§ **THE REQUEST**: Print the listing lines from the line containing "list all visible" through the line containing "window-hadoop102[interactable]: hadoop102 - VMware", including both, exactly as they appear.

--------------------------------

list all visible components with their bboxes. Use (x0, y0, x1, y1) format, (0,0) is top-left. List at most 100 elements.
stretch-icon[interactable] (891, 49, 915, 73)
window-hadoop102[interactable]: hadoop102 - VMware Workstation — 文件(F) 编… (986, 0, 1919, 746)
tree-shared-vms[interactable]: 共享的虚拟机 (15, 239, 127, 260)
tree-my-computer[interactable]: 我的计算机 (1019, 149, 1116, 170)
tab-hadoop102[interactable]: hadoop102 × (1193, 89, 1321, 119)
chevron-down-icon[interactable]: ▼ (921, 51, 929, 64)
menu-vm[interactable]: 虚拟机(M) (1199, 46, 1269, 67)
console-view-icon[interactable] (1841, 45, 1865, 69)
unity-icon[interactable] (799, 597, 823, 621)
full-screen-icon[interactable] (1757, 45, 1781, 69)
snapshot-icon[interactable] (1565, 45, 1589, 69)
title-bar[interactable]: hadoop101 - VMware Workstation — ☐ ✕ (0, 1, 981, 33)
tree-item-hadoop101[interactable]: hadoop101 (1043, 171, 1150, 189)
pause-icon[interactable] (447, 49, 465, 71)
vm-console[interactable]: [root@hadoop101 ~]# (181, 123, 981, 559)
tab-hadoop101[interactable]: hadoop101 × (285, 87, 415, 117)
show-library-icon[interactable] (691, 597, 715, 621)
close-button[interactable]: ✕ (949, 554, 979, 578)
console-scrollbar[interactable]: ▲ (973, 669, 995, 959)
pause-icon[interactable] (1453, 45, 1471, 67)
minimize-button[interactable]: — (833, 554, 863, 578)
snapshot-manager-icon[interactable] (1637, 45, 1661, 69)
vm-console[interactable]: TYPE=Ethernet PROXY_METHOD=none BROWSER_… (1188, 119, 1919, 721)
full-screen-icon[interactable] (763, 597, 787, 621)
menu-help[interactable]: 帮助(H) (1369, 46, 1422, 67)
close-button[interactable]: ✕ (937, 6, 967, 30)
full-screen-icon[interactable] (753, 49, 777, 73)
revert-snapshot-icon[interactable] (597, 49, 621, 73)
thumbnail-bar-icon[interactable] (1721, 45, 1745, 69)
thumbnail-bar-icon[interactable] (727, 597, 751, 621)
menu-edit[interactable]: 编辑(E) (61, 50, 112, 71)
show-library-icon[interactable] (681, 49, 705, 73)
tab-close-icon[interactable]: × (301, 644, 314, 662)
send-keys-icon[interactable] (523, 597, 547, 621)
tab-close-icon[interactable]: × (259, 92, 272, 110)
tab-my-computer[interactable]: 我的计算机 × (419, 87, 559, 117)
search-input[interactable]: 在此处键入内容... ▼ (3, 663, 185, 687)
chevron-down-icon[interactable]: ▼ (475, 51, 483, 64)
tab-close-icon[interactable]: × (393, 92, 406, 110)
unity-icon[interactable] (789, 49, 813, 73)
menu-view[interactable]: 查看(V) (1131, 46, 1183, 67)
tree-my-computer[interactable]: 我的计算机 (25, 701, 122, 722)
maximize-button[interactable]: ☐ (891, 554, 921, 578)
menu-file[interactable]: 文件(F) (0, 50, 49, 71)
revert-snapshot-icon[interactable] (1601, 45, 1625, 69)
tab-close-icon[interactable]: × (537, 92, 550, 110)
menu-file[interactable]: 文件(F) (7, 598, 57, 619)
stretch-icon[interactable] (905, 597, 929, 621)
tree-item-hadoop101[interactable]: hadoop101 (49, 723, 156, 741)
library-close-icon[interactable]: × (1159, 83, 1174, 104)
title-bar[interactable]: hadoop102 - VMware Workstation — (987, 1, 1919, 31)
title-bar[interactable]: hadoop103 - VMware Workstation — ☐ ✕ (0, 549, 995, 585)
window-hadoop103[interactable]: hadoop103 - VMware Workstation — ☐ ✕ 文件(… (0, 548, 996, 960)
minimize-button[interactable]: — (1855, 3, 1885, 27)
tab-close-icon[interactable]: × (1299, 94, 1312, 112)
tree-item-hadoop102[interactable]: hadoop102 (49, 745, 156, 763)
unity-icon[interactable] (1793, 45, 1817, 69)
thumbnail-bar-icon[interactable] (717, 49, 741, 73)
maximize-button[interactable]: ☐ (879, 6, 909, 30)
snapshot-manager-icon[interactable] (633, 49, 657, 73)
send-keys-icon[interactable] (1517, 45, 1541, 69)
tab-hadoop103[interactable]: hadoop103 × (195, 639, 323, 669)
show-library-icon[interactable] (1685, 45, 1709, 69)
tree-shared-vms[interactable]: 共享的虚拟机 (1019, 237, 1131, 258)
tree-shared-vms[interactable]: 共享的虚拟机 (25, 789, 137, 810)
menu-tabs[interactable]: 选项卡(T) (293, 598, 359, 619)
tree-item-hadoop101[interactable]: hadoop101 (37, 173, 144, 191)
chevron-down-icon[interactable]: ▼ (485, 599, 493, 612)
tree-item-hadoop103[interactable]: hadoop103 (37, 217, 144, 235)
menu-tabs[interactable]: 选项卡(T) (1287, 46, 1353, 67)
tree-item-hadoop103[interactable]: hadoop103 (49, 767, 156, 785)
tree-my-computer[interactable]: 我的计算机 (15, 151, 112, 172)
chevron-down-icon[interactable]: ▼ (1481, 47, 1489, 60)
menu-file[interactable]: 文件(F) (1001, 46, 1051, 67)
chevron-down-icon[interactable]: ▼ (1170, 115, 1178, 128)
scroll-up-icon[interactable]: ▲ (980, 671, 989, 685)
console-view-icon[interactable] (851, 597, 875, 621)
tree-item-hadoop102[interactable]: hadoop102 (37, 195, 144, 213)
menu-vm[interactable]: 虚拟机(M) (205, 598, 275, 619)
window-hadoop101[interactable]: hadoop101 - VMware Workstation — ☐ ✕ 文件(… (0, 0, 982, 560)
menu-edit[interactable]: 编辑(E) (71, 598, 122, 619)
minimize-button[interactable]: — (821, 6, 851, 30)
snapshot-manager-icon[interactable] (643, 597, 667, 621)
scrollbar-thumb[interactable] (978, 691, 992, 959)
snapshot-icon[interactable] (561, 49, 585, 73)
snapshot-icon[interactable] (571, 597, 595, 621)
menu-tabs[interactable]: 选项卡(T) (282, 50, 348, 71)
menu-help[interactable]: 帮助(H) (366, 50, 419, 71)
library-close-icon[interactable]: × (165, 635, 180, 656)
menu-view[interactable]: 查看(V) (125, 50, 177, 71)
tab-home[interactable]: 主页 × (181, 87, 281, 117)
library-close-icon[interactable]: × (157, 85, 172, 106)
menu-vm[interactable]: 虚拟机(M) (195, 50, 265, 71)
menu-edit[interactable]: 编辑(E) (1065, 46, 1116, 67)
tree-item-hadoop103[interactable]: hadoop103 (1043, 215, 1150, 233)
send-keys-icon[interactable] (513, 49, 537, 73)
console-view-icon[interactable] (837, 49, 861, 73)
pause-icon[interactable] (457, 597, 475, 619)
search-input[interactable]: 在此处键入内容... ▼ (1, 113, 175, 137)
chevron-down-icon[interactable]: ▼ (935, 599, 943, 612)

--------------------------------

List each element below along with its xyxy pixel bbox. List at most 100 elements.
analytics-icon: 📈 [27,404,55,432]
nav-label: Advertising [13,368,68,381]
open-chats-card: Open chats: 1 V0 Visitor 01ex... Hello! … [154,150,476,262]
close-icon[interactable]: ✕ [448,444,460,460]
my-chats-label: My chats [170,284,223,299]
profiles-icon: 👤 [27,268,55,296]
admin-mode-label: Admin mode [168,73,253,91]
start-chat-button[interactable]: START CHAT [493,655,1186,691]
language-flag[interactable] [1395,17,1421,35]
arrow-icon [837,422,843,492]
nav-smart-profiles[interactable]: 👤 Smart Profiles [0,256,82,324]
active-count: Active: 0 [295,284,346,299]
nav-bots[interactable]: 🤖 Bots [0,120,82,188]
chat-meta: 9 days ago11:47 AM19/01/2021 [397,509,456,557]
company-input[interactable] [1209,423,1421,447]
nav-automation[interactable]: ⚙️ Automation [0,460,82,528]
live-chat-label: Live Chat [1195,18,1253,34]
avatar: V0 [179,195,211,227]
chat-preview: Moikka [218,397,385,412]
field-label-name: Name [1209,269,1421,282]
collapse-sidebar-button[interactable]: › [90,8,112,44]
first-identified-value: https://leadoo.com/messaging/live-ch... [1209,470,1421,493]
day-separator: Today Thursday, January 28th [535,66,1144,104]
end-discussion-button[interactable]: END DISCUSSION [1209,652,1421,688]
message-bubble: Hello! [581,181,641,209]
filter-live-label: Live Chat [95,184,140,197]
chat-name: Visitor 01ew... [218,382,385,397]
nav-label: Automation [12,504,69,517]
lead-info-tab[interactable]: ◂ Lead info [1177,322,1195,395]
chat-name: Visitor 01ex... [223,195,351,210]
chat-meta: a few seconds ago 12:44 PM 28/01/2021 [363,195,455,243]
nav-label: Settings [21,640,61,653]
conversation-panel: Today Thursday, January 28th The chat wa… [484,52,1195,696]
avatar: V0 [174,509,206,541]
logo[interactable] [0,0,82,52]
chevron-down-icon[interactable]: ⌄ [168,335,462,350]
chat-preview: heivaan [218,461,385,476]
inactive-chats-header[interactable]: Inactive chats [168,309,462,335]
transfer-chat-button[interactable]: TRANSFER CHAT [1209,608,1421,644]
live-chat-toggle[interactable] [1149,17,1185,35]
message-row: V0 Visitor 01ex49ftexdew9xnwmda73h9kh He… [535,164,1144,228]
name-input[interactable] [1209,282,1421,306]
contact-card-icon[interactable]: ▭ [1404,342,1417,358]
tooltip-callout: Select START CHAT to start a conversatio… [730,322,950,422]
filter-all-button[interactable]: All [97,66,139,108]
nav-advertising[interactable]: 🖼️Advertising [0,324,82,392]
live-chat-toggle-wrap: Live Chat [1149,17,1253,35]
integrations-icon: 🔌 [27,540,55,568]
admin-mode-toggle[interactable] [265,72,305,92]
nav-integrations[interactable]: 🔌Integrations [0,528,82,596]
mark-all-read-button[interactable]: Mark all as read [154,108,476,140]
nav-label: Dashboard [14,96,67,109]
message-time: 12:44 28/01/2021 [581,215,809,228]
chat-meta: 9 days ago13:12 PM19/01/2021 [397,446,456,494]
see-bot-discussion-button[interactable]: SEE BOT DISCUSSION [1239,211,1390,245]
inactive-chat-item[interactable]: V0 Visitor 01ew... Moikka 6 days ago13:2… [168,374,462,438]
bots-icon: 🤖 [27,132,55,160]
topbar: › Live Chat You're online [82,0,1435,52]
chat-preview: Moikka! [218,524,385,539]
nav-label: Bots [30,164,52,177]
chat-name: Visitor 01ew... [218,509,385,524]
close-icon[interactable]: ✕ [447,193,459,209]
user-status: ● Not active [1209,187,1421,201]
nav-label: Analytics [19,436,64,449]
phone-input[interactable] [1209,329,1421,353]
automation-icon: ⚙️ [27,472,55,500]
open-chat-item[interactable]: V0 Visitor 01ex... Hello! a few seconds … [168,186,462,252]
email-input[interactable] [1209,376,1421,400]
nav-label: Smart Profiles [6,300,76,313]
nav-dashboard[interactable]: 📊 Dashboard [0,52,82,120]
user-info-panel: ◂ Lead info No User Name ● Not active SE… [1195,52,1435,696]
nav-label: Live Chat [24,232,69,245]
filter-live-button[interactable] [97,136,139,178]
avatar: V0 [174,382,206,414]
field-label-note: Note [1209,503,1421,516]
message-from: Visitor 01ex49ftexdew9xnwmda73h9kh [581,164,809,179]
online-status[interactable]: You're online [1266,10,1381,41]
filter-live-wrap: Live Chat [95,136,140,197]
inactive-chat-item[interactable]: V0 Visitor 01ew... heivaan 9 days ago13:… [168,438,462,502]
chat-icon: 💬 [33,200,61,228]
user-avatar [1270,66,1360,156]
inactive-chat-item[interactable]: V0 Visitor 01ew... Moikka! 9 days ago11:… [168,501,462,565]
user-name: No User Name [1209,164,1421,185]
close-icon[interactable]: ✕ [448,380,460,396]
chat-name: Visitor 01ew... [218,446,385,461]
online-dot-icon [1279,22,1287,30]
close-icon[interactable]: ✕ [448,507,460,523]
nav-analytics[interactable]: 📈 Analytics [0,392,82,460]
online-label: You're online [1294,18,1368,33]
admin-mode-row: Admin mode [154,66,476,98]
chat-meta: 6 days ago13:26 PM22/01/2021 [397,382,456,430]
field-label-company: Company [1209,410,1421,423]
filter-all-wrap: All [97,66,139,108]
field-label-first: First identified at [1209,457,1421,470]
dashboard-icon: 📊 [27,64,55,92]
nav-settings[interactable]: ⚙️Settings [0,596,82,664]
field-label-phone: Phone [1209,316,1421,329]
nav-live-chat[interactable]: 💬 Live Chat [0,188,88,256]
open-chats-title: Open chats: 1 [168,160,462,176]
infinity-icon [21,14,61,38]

--------------------------------

§ **SOLUTION FOR THIS EXERCISE**:
list all visible components with their bboxes. Use (x0, y0, x1, y1) format, (0,0) is top-left. List at most 100 elements.
stretch-icon[interactable] (891, 49, 915, 73)
window-hadoop102[interactable]: hadoop102 - VMware Workstation — 文件(F) 编… (986, 0, 1919, 746)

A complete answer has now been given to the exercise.